### Provided records
>> begin

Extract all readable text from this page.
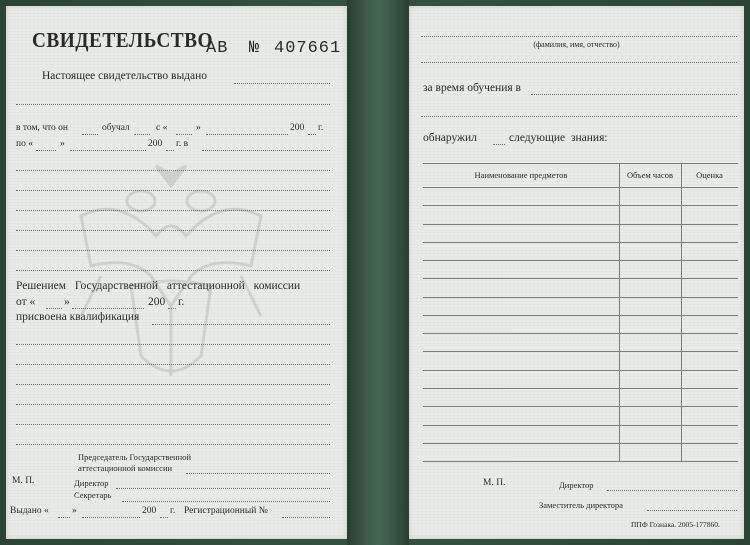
СВИДЕТЕЛЬСТВО
АВ № 407661
Настоящее свидетельство выдано
в том, что он	обучал	с «	»	200 г.
по «	»	200 г. в
Решением Государственной аттестационной комиссии
от «	»	200 г.
присвоена квалификация
Председатель Государственной
аттестационной комиссии
М. П.	Директор
Секретарь
Выдано « »	200 г. Регистрационный №
(фамилия, имя, отчество)
за время обучения в
обнаружил	следующие знания:
Наименование предметов	Объем часов	Оценка
М. П.	Директор
Заместитель директора
ППФ Гознака. 2005-177860.
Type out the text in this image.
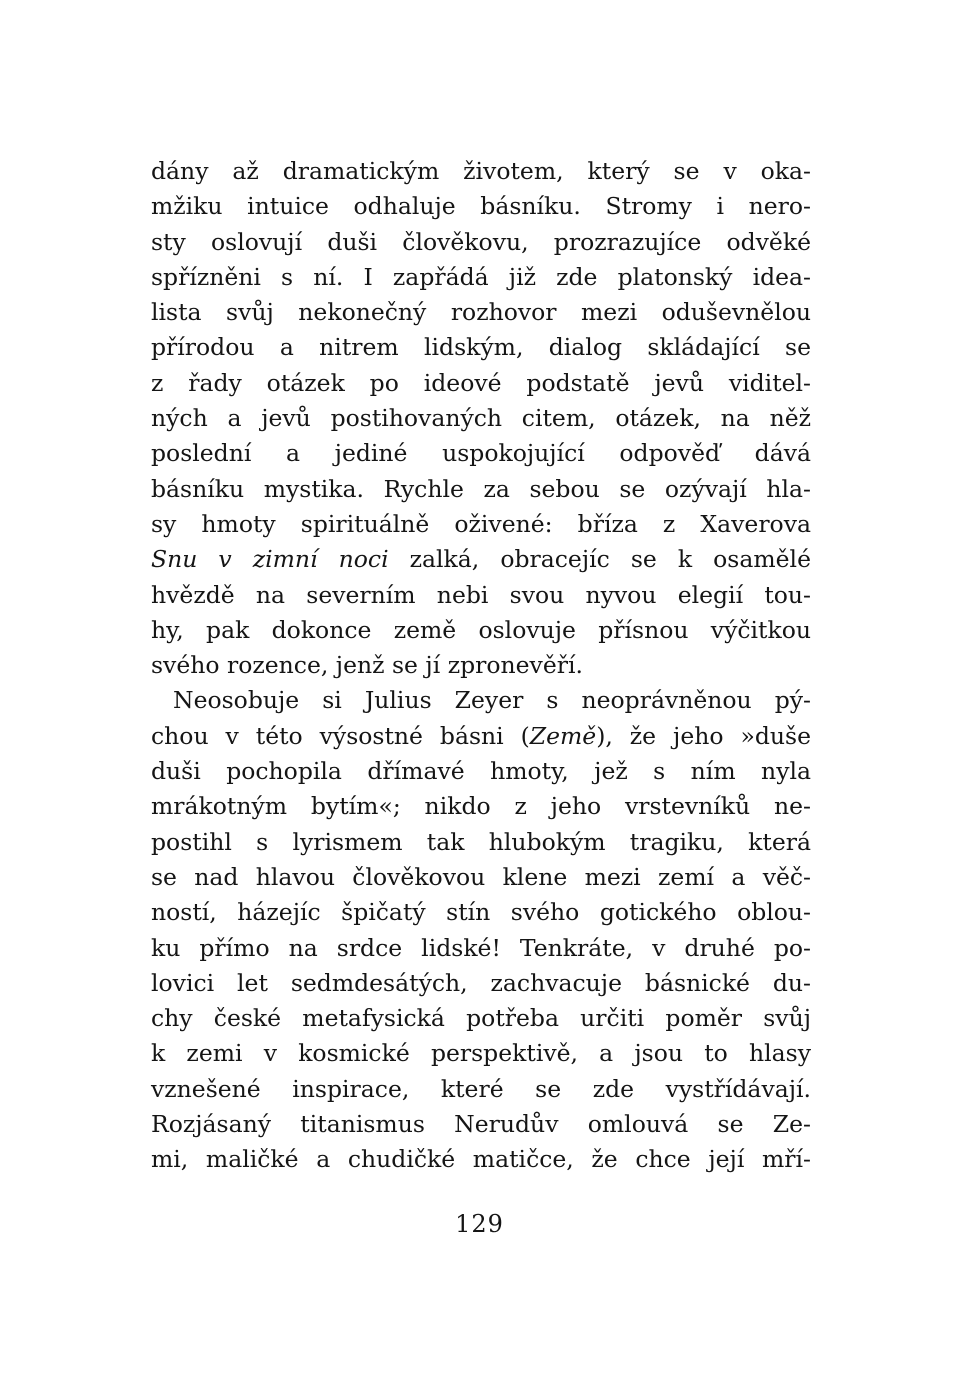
dány až dramatickým životem, který se v oka-
mžiku intuice odhaluje básníku. Stromy i nero-
sty oslovují duši člověkovu, prozrazujíce odvěké
spřízněni s ní. I zapřádá již zde platonský idea-
lista svůj nekonečný rozhovor mezi oduševnělou
přírodou a nitrem lidským, dialog skládající se
z řady otázek po ideové podstatě jevů viditel-
ných a jevů postihovaných citem, otázek, na něž
poslední a jediné uspokojující odpověď dává
básníku mystika. Rychle za sebou se ozývají hla-
sy hmoty spirituálně oživené: bříza z Xaverova
Snu v zimní noci zalká, obracejíc se k osamělé
hvězdě na severním nebi svou nyvou elegií tou-
hy, pak dokonce země oslovuje přísnou výčitkou
svého rozence, jenž se jí zpronevěří.
Neosobuje si Julius Zeyer s neoprávněnou pý-
chou v této výsostné básni (Země), že jeho »duše
duši pochopila dřímavé hmoty, jež s ním nyla
mrákotným bytím«; nikdo z jeho vrstevníků ne-
postihl s lyrismem tak hlubokým tragiku, která
se nad hlavou člověkovou klene mezi zemí a věč-
ností, házejíc špičatý stín svého gotického oblou-
ku přímo na srdce lidské! Tenkráte, v druhé po-
lovici let sedmdesátých, zachvacuje básnické du-
chy české metafysická potřeba určiti poměr svůj
k zemi v kosmické perspektivě, a jsou to hlasy
vznešené inspirace, které se zde vystřídávají.
Rozjásaný titanismus Nerudův omlouvá se Ze-
mi, maličké a chudičké matičce, že chce její mří-
129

>> end

### Your goal
Output the span from the line with "Type out the text in this image." through the last line of the data, inclusive and exact, and omit every picture.

### Complete output
Type out the text in this image.
dány až dramatickým životem, který se v oka-
mžiku intuice odhaluje básníku. Stromy i nero-
sty oslovují duši člověkovu, prozrazujíce odvěké
spřízněni s ní. I zapřádá již zde platonský idea-
lista svůj nekonečný rozhovor mezi oduševnělou
přírodou a nitrem lidským, dialog skládající se
z řady otázek po ideové podstatě jevů viditel-
ných a jevů postihovaných citem, otázek, na něž
poslední a jediné uspokojující odpověď dává
básníku mystika. Rychle za sebou se ozývají hla-
sy hmoty spirituálně oživené: bříza z Xaverova
Snu v zimní noci zalká, obracejíc se k osamělé
hvězdě na severním nebi svou nyvou elegií tou-
hy, pak dokonce země oslovuje přísnou výčitkou
svého rozence, jenž se jí zpronevěří.
Neosobuje si Julius Zeyer s neoprávněnou pý-
chou v této výsostné básni (Země), že jeho »duše
duši pochopila dřímavé hmoty, jež s ním nyla
mrákotným bytím«; nikdo z jeho vrstevníků ne-
postihl s lyrismem tak hlubokým tragiku, která
se nad hlavou člověkovou klene mezi zemí a věč-
ností, házejíc špičatý stín svého gotického oblou-
ku přímo na srdce lidské! Tenkráte, v druhé po-
lovici let sedmdesátých, zachvacuje básnické du-
chy české metafysická potřeba určiti poměr svůj
k zemi v kosmické perspektivě, a jsou to hlasy
vznešené inspirace, které se zde vystřídávají.
Rozjásaný titanismus Nerudův omlouvá se Ze-
mi, maličké a chudičké matičce, že chce její mří-
129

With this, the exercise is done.